Rows from a figure dataset:

========================

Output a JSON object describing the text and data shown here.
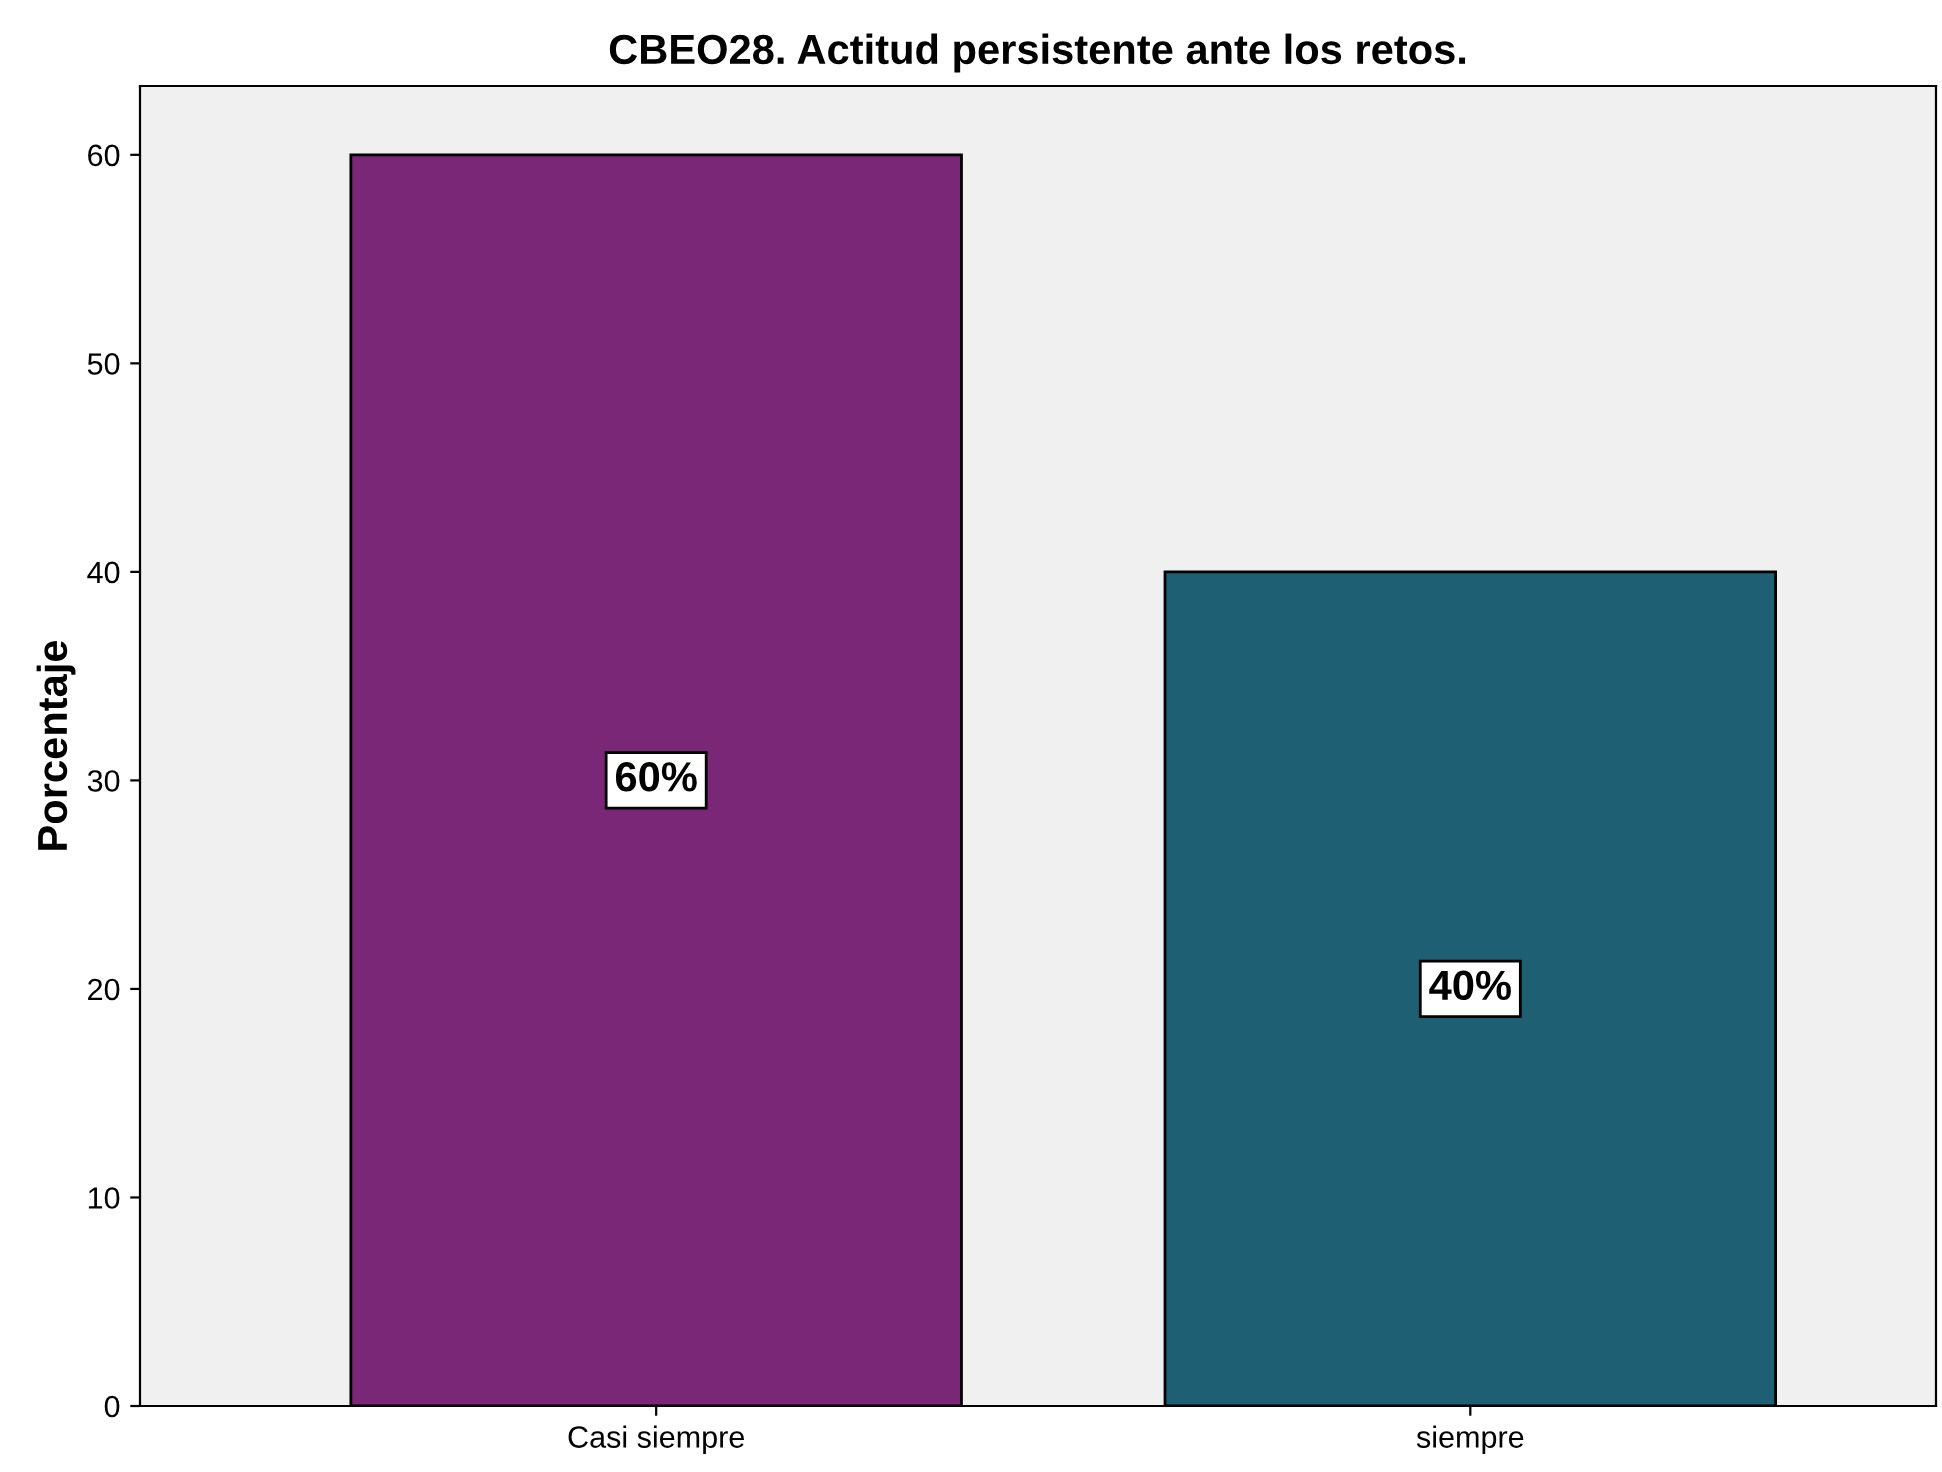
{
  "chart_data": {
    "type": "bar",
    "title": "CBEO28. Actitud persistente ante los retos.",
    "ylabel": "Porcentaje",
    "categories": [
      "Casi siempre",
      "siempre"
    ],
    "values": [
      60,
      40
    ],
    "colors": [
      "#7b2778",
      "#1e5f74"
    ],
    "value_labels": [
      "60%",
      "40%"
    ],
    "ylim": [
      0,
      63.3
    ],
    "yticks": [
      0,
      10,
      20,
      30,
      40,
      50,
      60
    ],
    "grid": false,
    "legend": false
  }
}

========================

Goal>
Transcribe the whole listing, character for character, but not its images.

Exercise response>
Output a JSON object describing the text and data shown here.
{
  "chart_data": {
    "type": "bar",
    "title": "CBEO28. Actitud persistente ante los retos.",
    "ylabel": "Porcentaje",
    "categories": [
      "Casi siempre",
      "siempre"
    ],
    "values": [
      60,
      40
    ],
    "colors": [
      "#7b2778",
      "#1e5f74"
    ],
    "value_labels": [
      "60%",
      "40%"
    ],
    "ylim": [
      0,
      63.3
    ],
    "yticks": [
      0,
      10,
      20,
      30,
      40,
      50,
      60
    ],
    "grid": false,
    "legend": false
  }
}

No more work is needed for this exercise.